• **Task to carry out**:
Pull each line holding the word "prievartą" from the data.

── Source records

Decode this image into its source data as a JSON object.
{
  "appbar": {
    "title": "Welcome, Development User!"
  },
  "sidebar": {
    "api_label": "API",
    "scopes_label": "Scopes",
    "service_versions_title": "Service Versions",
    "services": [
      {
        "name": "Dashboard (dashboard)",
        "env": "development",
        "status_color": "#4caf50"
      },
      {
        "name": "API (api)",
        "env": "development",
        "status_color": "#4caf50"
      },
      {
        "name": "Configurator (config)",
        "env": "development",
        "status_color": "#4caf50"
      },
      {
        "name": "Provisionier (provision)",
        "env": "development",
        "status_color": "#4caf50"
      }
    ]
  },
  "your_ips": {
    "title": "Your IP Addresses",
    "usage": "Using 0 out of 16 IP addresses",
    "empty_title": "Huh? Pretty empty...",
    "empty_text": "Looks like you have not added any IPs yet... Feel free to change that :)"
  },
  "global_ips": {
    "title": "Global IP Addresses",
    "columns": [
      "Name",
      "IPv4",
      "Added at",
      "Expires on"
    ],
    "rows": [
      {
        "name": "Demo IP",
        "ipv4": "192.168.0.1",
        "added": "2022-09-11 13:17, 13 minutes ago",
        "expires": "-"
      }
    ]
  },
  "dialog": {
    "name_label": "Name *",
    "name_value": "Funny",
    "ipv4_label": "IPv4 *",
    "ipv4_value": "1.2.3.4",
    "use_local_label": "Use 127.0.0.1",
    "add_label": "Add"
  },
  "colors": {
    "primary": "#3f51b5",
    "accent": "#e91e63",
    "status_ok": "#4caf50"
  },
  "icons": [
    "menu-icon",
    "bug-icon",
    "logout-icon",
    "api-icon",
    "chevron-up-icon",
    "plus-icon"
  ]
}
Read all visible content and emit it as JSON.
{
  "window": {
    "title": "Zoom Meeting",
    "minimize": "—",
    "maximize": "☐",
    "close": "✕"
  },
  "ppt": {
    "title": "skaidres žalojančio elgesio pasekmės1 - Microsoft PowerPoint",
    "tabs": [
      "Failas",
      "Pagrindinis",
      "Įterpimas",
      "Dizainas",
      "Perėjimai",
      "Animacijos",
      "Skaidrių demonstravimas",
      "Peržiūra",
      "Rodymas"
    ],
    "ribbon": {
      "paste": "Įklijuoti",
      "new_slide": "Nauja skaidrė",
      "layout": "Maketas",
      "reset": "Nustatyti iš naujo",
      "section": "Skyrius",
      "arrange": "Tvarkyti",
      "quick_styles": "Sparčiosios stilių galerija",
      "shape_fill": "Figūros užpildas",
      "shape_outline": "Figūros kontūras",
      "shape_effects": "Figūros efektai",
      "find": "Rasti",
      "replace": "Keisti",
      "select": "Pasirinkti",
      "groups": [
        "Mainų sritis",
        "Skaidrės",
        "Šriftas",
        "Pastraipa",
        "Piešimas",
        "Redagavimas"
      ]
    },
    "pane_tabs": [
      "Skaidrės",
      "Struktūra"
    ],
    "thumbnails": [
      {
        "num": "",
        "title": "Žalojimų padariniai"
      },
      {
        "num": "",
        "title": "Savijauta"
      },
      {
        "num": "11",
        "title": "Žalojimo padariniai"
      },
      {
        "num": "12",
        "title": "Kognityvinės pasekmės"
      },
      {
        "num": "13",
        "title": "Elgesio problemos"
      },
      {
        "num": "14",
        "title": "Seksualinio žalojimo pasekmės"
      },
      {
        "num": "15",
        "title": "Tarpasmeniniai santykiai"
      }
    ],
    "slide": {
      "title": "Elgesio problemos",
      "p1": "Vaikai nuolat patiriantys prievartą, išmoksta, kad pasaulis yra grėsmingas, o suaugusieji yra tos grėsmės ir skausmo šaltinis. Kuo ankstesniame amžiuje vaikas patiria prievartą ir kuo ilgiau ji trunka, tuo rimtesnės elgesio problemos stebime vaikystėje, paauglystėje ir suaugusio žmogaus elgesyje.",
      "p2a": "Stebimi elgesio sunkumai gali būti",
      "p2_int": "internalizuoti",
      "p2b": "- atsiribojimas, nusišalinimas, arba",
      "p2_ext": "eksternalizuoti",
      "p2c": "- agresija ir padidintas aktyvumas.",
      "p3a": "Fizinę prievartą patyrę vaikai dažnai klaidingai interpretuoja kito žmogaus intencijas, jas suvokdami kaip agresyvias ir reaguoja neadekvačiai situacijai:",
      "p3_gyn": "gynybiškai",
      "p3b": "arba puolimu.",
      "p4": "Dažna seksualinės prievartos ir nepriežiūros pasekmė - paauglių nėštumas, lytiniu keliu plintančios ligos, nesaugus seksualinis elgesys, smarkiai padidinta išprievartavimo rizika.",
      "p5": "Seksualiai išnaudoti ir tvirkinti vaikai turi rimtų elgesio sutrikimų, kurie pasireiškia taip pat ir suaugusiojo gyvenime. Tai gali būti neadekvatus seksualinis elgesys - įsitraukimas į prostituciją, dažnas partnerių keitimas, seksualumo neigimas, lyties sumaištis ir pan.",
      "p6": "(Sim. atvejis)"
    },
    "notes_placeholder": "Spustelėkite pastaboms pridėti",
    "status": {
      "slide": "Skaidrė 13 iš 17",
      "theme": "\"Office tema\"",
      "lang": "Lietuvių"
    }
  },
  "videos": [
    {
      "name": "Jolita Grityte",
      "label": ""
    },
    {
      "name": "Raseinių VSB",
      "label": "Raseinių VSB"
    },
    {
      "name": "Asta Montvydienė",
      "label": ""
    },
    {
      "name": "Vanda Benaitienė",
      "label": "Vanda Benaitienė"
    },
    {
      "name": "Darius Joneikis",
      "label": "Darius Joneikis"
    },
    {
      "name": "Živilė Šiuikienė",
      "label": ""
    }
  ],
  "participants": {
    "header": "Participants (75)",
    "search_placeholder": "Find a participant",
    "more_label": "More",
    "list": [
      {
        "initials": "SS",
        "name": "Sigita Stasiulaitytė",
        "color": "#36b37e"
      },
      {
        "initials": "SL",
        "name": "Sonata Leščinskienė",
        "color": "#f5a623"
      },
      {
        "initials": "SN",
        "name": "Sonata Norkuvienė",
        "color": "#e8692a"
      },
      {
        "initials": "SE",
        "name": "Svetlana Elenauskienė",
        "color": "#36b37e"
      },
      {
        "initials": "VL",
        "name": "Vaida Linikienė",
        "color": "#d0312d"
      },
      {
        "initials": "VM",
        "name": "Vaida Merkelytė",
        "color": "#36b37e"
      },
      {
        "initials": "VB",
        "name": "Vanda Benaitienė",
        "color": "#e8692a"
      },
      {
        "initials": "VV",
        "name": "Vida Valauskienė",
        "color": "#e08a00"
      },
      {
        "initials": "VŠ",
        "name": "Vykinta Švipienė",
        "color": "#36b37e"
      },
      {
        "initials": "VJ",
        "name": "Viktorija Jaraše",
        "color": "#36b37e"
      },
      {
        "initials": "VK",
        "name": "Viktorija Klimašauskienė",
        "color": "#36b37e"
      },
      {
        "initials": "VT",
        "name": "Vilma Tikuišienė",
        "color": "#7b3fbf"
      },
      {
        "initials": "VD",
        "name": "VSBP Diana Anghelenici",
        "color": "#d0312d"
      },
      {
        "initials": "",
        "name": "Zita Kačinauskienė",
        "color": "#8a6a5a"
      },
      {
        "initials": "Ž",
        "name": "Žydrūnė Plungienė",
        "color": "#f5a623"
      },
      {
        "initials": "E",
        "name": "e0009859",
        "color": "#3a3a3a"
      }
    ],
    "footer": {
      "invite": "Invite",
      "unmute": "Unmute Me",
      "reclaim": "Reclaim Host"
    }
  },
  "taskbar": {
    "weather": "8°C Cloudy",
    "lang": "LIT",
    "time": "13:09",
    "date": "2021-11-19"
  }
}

────

• **Final result**:
      "p1": "Vaikai nuolat patiriantys prievartą, išmoksta, kad pasaulis yra grėsmingas, o suaugusieji yra tos grėsmės ir skausmo šaltinis. Kuo ankstesniame amžiuje vaikas patiria prievartą ir kuo ilgiau ji trunka, tuo rimtesnės elgesio problemos stebime vaikystėje, paauglystėje ir suaugusio žmogaus elgesyje.",
      "p3a": "Fizinę prievartą patyrę vaikai dažnai klaidingai interpretuoja kito žmogaus intencijas, jas suvokdami kaip agresyvias ir reaguoja neadekvačiai situacijai:",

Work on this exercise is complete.